> Your instructions
Copy each entry below word for word, including the description and all the position lines. Leave the pictures out of your copy.

=====

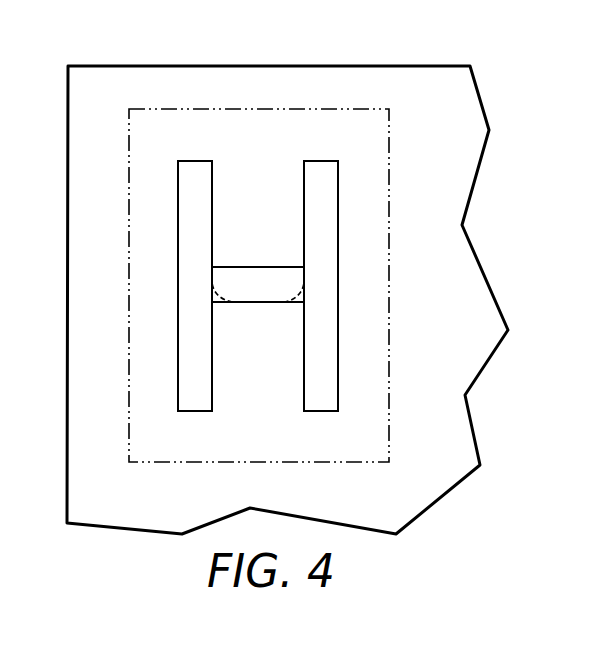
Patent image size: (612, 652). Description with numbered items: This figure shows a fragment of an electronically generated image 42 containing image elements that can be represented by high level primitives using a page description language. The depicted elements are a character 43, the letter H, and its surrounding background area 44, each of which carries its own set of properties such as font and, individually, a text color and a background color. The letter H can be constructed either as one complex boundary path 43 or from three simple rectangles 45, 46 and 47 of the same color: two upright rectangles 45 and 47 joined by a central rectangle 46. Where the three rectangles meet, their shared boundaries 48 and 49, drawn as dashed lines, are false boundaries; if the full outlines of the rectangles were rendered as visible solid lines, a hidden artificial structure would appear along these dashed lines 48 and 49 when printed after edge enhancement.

The image 42 is at (160, 66).
The character 43 is at (338, 345).
The background area 44 is at (389, 220).
The simple rectangle 45 is at (197, 205).
The simple rectangle 46 is at (258, 281).
The simple rectangle 47 is at (318, 207).
The boundary 48 is at (232, 302).
The boundary 49 is at (285, 302).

=====

> Result of this task
Patent image size: (612, 652). Description with numbered items: This figure shows a fragment of an electronically generated image 42 containing image elements that can be represented by high level primitives using a page description language. The depicted elements are a character 43, the letter H, and its surrounding background area 44, each of which carries its own set of properties such as font and, individually, a text color and a background color. The letter H can be constructed either as one complex boundary path 43 or from three simple rectangles 45, 46 and 47 of the same color: two upright rectangles 45 and 47 joined by a central rectangle 46. Where the three rectangles meet, their shared boundaries 48 and 49, drawn as dashed lines, are false boundaries; if the full outlines of the rectangles were rendered as visible solid lines, a hidden artificial structure would appear along these dashed lines 48 and 49 when printed after edge enhancement.

The image 42 is at (160, 66).
The character 43 is at (338, 345).
The background area 44 is at (389, 220).
The simple rectangle 45 is at (197, 205).
The simple rectangle 46 is at (258, 281).
The simple rectangle 47 is at (318, 207).
The boundary 48 is at (232, 302).
The boundary 49 is at (285, 302).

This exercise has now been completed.